### What is needed
Quote the whole listing verbatim.

### Input records
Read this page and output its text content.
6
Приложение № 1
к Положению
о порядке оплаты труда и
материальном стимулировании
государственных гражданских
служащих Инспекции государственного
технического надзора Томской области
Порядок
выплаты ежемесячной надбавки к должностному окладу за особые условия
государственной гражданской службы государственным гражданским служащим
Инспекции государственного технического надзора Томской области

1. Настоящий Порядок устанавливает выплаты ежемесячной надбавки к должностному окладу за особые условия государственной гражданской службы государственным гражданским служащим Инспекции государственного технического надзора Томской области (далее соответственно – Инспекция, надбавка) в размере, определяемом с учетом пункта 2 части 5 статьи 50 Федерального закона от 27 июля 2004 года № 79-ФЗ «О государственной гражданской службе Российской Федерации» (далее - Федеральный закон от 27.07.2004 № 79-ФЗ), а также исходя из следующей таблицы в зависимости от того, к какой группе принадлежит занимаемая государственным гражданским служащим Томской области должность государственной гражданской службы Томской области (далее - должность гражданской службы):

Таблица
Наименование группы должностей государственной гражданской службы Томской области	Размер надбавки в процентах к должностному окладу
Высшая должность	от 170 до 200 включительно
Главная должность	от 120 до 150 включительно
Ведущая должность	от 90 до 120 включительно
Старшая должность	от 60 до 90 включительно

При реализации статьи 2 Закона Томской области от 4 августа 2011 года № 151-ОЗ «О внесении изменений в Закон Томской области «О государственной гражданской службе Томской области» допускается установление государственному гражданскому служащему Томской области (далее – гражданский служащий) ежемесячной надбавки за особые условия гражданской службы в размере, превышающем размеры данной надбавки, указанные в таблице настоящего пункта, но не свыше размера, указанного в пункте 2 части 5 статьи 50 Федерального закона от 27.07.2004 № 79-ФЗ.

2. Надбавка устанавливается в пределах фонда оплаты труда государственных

### Result of the task
Read this page and output its text content.
6
Приложение № 1
к Положению
о порядке оплаты труда и
материальном стимулировании
государственных гражданских
служащих Инспекции государственного
технического надзора Томской области
Порядок
выплаты ежемесячной надбавки к должностному окладу за особые условия
государственной гражданской службы государственным гражданским служащим
Инспекции государственного технического надзора Томской области

1. Настоящий Порядок устанавливает выплаты ежемесячной надбавки к должностному окладу за особые условия государственной гражданской службы государственным гражданским служащим Инспекции государственного технического надзора Томской области (далее соответственно – Инспекция, надбавка) в размере, определяемом с учетом пункта 2 части 5 статьи 50 Федерального закона от 27 июля 2004 года № 79-ФЗ «О государственной гражданской службе Российской Федерации» (далее - Федеральный закон от 27.07.2004 № 79-ФЗ), а также исходя из следующей таблицы в зависимости от того, к какой группе принадлежит занимаемая государственным гражданским служащим Томской области должность государственной гражданской службы Томской области (далее - должность гражданской службы):

Таблица
Наименование группы должностей государственной гражданской службы Томской области	Размер надбавки в процентах к должностному окладу
Высшая должность	от 170 до 200 включительно
Главная должность	от 120 до 150 включительно
Ведущая должность	от 90 до 120 включительно
Старшая должность	от 60 до 90 включительно

При реализации статьи 2 Закона Томской области от 4 августа 2011 года № 151-ОЗ «О внесении изменений в Закон Томской области «О государственной гражданской службе Томской области» допускается установление государственному гражданскому служащему Томской области (далее – гражданский служащий) ежемесячной надбавки за особые условия гражданской службы в размере, превышающем размеры данной надбавки, указанные в таблице настоящего пункта, но не свыше размера, указанного в пункте 2 части 5 статьи 50 Федерального закона от 27.07.2004 № 79-ФЗ.

2. Надбавка устанавливается в пределах фонда оплаты труда государственных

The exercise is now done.